Exercise instructions: Drop every picture, then transcribe the remaining data exactly.

Source data:
⟨

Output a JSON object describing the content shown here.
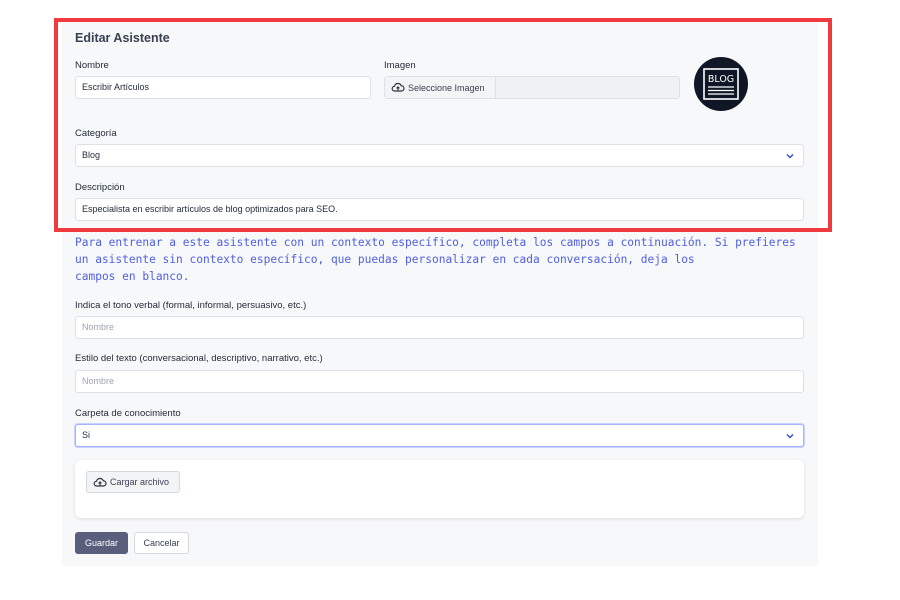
{
  "form": {
    "title": "Editar Asistente",
    "nombre": {
      "label": "Nombre",
      "value": "Escribir Artículos"
    },
    "imagen": {
      "label": "Imagen",
      "button_label": "Seleccione Imagen"
    },
    "logo_text": "BLOG",
    "categoria": {
      "label": "Categoría",
      "value": "Blog"
    },
    "descripcion": {
      "label": "Descripción",
      "value": "Especialista en escribir artículos de blog optimizados para SEO."
    },
    "info_lines": [
      "Para entrenar a este asistente con un contexto específico, completa los campos a continuación. Si prefieres",
      "un asistente sin contexto específico, que puedas personalizar en cada conversación, deja los",
      "campos en blanco."
    ],
    "tono": {
      "label": "Indica el tono verbal (formal, informal, persuasivo, etc.)",
      "placeholder": "Nombre"
    },
    "estilo": {
      "label": "Estilo del texto (conversacional, descriptivo, narrativo, etc.)",
      "placeholder": "Nombre"
    },
    "carpeta": {
      "label": "Carpeta de conocimiento",
      "value": "Si"
    },
    "upload_label": "Cargar archivo",
    "save_label": "Guardar",
    "cancel_label": "Cancelar"
  },
  "colors": {
    "highlight": "#ef3b3f",
    "info_text": "#4f5fe0",
    "save_button": "#5a5e7d",
    "logo_bg": "#0f1726"
  },
  "icons": {
    "upload": "cloud-upload-icon",
    "chevron": "chevron-down-icon"
  }
}
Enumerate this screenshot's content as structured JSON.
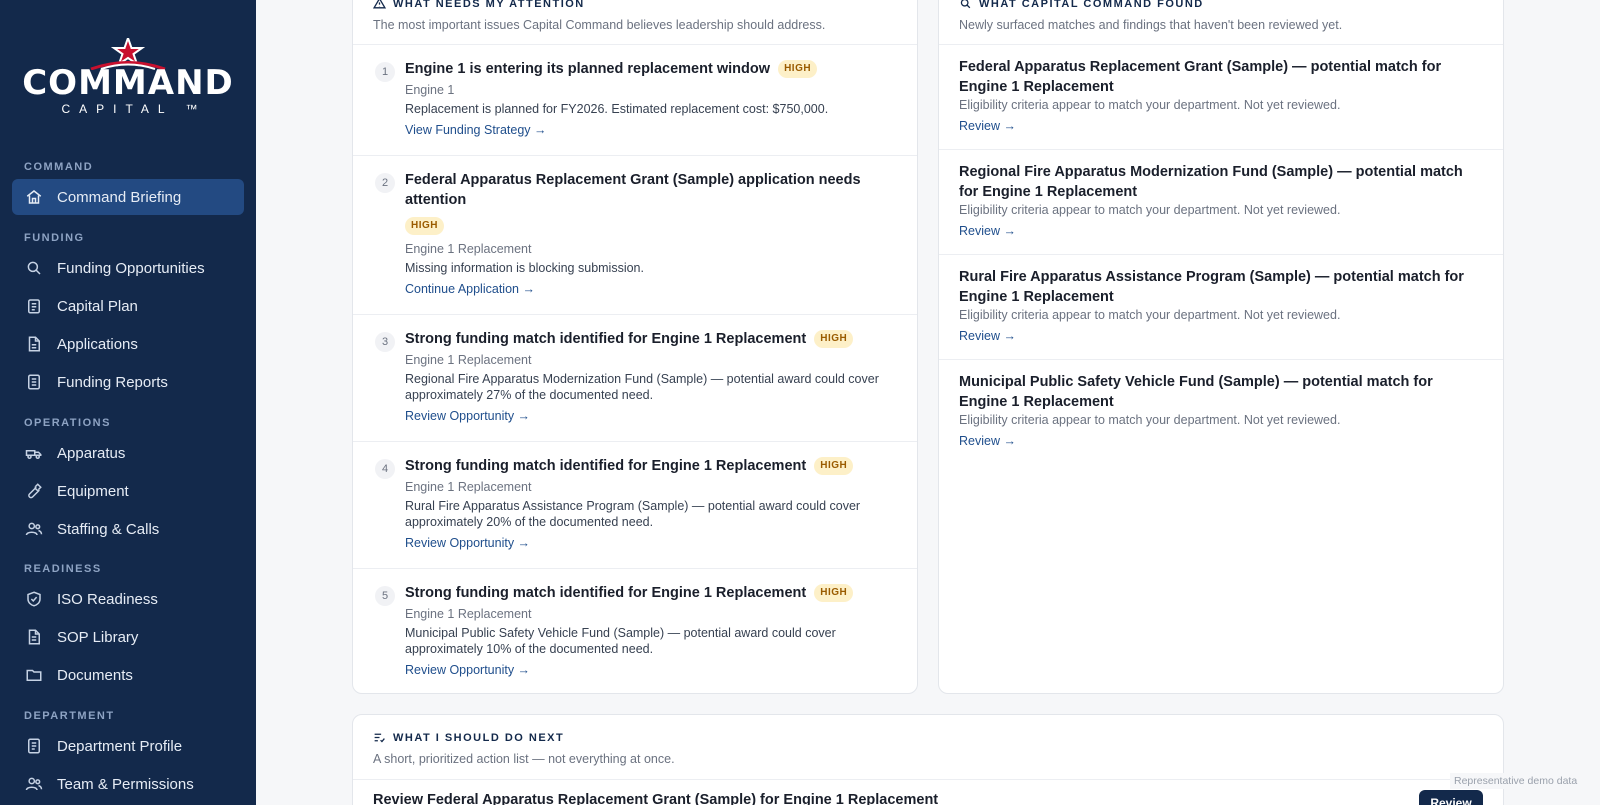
{
  "brand": {
    "word": "COMMAND",
    "sub": "CAPITAL ™"
  },
  "sidebar": {
    "sections": [
      {
        "label": "COMMAND"
      },
      {
        "label": "FUNDING"
      },
      {
        "label": "OPERATIONS"
      },
      {
        "label": "READINESS"
      },
      {
        "label": "DEPARTMENT"
      }
    ],
    "items": [
      {
        "label": "Command Briefing",
        "icon": "home-icon",
        "active": true
      },
      {
        "label": "Funding Opportunities",
        "icon": "search-icon"
      },
      {
        "label": "Capital Plan",
        "icon": "clipboard-icon"
      },
      {
        "label": "Applications",
        "icon": "file-icon"
      },
      {
        "label": "Funding Reports",
        "icon": "report-icon"
      },
      {
        "label": "Apparatus",
        "icon": "truck-icon"
      },
      {
        "label": "Equipment",
        "icon": "wrench-icon"
      },
      {
        "label": "Staffing & Calls",
        "icon": "users-icon"
      },
      {
        "label": "ISO Readiness",
        "icon": "shield-check-icon"
      },
      {
        "label": "SOP Library",
        "icon": "document-icon"
      },
      {
        "label": "Documents",
        "icon": "folder-icon"
      },
      {
        "label": "Department Profile",
        "icon": "profile-doc-icon"
      },
      {
        "label": "Team & Permissions",
        "icon": "team-icon"
      }
    ]
  },
  "attention": {
    "title": "WHAT NEEDS MY ATTENTION",
    "subtitle": "The most important issues Capital Command believes leadership should address.",
    "items": [
      {
        "num": "1",
        "title": "Engine 1 is entering its planned replacement window",
        "badge": "HIGH",
        "sub": "Engine 1",
        "desc": "Replacement is planned for FY2026. Estimated replacement cost: $750,000.",
        "link": "View Funding Strategy →"
      },
      {
        "num": "2",
        "title": "Federal Apparatus Replacement Grant (Sample) application needs attention",
        "badge": "HIGH",
        "sub": "Engine 1 Replacement",
        "desc": "Missing information is blocking submission.",
        "link": "Continue Application →"
      },
      {
        "num": "3",
        "title": "Strong funding match identified for Engine 1 Replacement",
        "badge": "HIGH",
        "sub": "Engine 1 Replacement",
        "desc": "Regional Fire Apparatus Modernization Fund (Sample) — potential award could cover approximately 27% of the documented need.",
        "link": "Review Opportunity →"
      },
      {
        "num": "4",
        "title": "Strong funding match identified for Engine 1 Replacement",
        "badge": "HIGH",
        "sub": "Engine 1 Replacement",
        "desc": "Rural Fire Apparatus Assistance Program (Sample) — potential award could cover approximately 20% of the documented need.",
        "link": "Review Opportunity →"
      },
      {
        "num": "5",
        "title": "Strong funding match identified for Engine 1 Replacement",
        "badge": "HIGH",
        "sub": "Engine 1 Replacement",
        "desc": "Municipal Public Safety Vehicle Fund (Sample) — potential award could cover approximately 10% of the documented need.",
        "link": "Review Opportunity →"
      }
    ]
  },
  "found": {
    "title": "WHAT CAPITAL COMMAND FOUND",
    "subtitle": "Newly surfaced matches and findings that haven't been reviewed yet.",
    "items": [
      {
        "title": "Federal Apparatus Replacement Grant (Sample) — potential match for Engine 1 Replacement",
        "sub": "Eligibility criteria appear to match your department. Not yet reviewed.",
        "link": "Review →"
      },
      {
        "title": "Regional Fire Apparatus Modernization Fund (Sample) — potential match for Engine 1 Replacement",
        "sub": "Eligibility criteria appear to match your department. Not yet reviewed.",
        "link": "Review →"
      },
      {
        "title": "Rural Fire Apparatus Assistance Program (Sample) — potential match for Engine 1 Replacement",
        "sub": "Eligibility criteria appear to match your department. Not yet reviewed.",
        "link": "Review →"
      },
      {
        "title": "Municipal Public Safety Vehicle Fund (Sample) — potential match for Engine 1 Replacement",
        "sub": "Eligibility criteria appear to match your department. Not yet reviewed.",
        "link": "Review →"
      }
    ]
  },
  "next": {
    "title": "WHAT I SHOULD DO NEXT",
    "subtitle": "A short, prioritized action list — not everything at once.",
    "first_item": "Review Federal Apparatus Replacement Grant (Sample) for Engine 1 Replacement",
    "button": "Review"
  },
  "demo_note": "Representative demo data",
  "colors": {
    "sidebar": "#13294b",
    "active": "#234a82",
    "accent": "#1f4e8c",
    "badge_bg": "#fdf0c8",
    "badge_text": "#9a5b00",
    "logo_red": "#c8102e"
  }
}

⟩

Result for this task:
Output a JSON object describing the content shown here.
{
  "form": {
    "title": "Editar Asistente",
    "nombre": {
      "label": "Nombre",
      "value": "Escribir Artículos"
    },
    "imagen": {
      "label": "Imagen",
      "button_label": "Seleccione Imagen"
    },
    "logo_text": "BLOG",
    "categoria": {
      "label": "Categoría",
      "value": "Blog"
    },
    "descripcion": {
      "label": "Descripción",
      "value": "Especialista en escribir artículos de blog optimizados para SEO."
    },
    "info_lines": [
      "Para entrenar a este asistente con un contexto específico, completa los campos a continuación. Si prefieres",
      "un asistente sin contexto específico, que puedas personalizar en cada conversación, deja los",
      "campos en blanco."
    ],
    "tono": {
      "label": "Indica el tono verbal (formal, informal, persuasivo, etc.)",
      "placeholder": "Nombre"
    },
    "estilo": {
      "label": "Estilo del texto (conversacional, descriptivo, narrativo, etc.)",
      "placeholder": "Nombre"
    },
    "carpeta": {
      "label": "Carpeta de conocimiento",
      "value": "Si"
    },
    "upload_label": "Cargar archivo",
    "save_label": "Guardar",
    "cancel_label": "Cancelar"
  },
  "colors": {
    "highlight": "#ef3b3f",
    "info_text": "#4f5fe0",
    "save_button": "#5a5e7d",
    "logo_bg": "#0f1726"
  },
  "icons": {
    "upload": "cloud-upload-icon",
    "chevron": "chevron-down-icon"
  }
}
Enumerate this screenshot's content as structured JSON.
{
  "brand": {
    "word": "COMMAND",
    "sub": "CAPITAL ™"
  },
  "sidebar": {
    "sections": [
      {
        "label": "COMMAND"
      },
      {
        "label": "FUNDING"
      },
      {
        "label": "OPERATIONS"
      },
      {
        "label": "READINESS"
      },
      {
        "label": "DEPARTMENT"
      }
    ],
    "items": [
      {
        "label": "Command Briefing",
        "icon": "home-icon",
        "active": true
      },
      {
        "label": "Funding Opportunities",
        "icon": "search-icon"
      },
      {
        "label": "Capital Plan",
        "icon": "clipboard-icon"
      },
      {
        "label": "Applications",
        "icon": "file-icon"
      },
      {
        "label": "Funding Reports",
        "icon": "report-icon"
      },
      {
        "label": "Apparatus",
        "icon": "truck-icon"
      },
      {
        "label": "Equipment",
        "icon": "wrench-icon"
      },
      {
        "label": "Staffing & Calls",
        "icon": "users-icon"
      },
      {
        "label": "ISO Readiness",
        "icon": "shield-check-icon"
      },
      {
        "label": "SOP Library",
        "icon": "document-icon"
      },
      {
        "label": "Documents",
        "icon": "folder-icon"
      },
      {
        "label": "Department Profile",
        "icon": "profile-doc-icon"
      },
      {
        "label": "Team & Permissions",
        "icon": "team-icon"
      }
    ]
  },
  "attention": {
    "title": "WHAT NEEDS MY ATTENTION",
    "subtitle": "The most important issues Capital Command believes leadership should address.",
    "items": [
      {
        "num": "1",
        "title": "Engine 1 is entering its planned replacement window",
        "badge": "HIGH",
        "sub": "Engine 1",
        "desc": "Replacement is planned for FY2026. Estimated replacement cost: $750,000.",
        "link": "View Funding Strategy →"
      },
      {
        "num": "2",
        "title": "Federal Apparatus Replacement Grant (Sample) application needs attention",
        "badge": "HIGH",
        "sub": "Engine 1 Replacement",
        "desc": "Missing information is blocking submission.",
        "link": "Continue Application →"
      },
      {
        "num": "3",
        "title": "Strong funding match identified for Engine 1 Replacement",
        "badge": "HIGH",
        "sub": "Engine 1 Replacement",
        "desc": "Regional Fire Apparatus Modernization Fund (Sample) — potential award could cover approximately 27% of the documented need.",
        "link": "Review Opportunity →"
      },
      {
        "num": "4",
        "title": "Strong funding match identified for Engine 1 Replacement",
        "badge": "HIGH",
        "sub": "Engine 1 Replacement",
        "desc": "Rural Fire Apparatus Assistance Program (Sample) — potential award could cover approximately 20% of the documented need.",
        "link": "Review Opportunity →"
      },
      {
        "num": "5",
        "title": "Strong funding match identified for Engine 1 Replacement",
        "badge": "HIGH",
        "sub": "Engine 1 Replacement",
        "desc": "Municipal Public Safety Vehicle Fund (Sample) — potential award could cover approximately 10% of the documented need.",
        "link": "Review Opportunity →"
      }
    ]
  },
  "found": {
    "title": "WHAT CAPITAL COMMAND FOUND",
    "subtitle": "Newly surfaced matches and findings that haven't been reviewed yet.",
    "items": [
      {
        "title": "Federal Apparatus Replacement Grant (Sample) — potential match for Engine 1 Replacement",
        "sub": "Eligibility criteria appear to match your department. Not yet reviewed.",
        "link": "Review →"
      },
      {
        "title": "Regional Fire Apparatus Modernization Fund (Sample) — potential match for Engine 1 Replacement",
        "sub": "Eligibility criteria appear to match your department. Not yet reviewed.",
        "link": "Review →"
      },
      {
        "title": "Rural Fire Apparatus Assistance Program (Sample) — potential match for Engine 1 Replacement",
        "sub": "Eligibility criteria appear to match your department. Not yet reviewed.",
        "link": "Review →"
      },
      {
        "title": "Municipal Public Safety Vehicle Fund (Sample) — potential match for Engine 1 Replacement",
        "sub": "Eligibility criteria appear to match your department. Not yet reviewed.",
        "link": "Review →"
      }
    ]
  },
  "next": {
    "title": "WHAT I SHOULD DO NEXT",
    "subtitle": "A short, prioritized action list — not everything at once.",
    "first_item": "Review Federal Apparatus Replacement Grant (Sample) for Engine 1 Replacement",
    "button": "Review"
  },
  "demo_note": "Representative demo data",
  "colors": {
    "sidebar": "#13294b",
    "active": "#234a82",
    "accent": "#1f4e8c",
    "badge_bg": "#fdf0c8",
    "badge_text": "#9a5b00",
    "logo_red": "#c8102e"
  }
}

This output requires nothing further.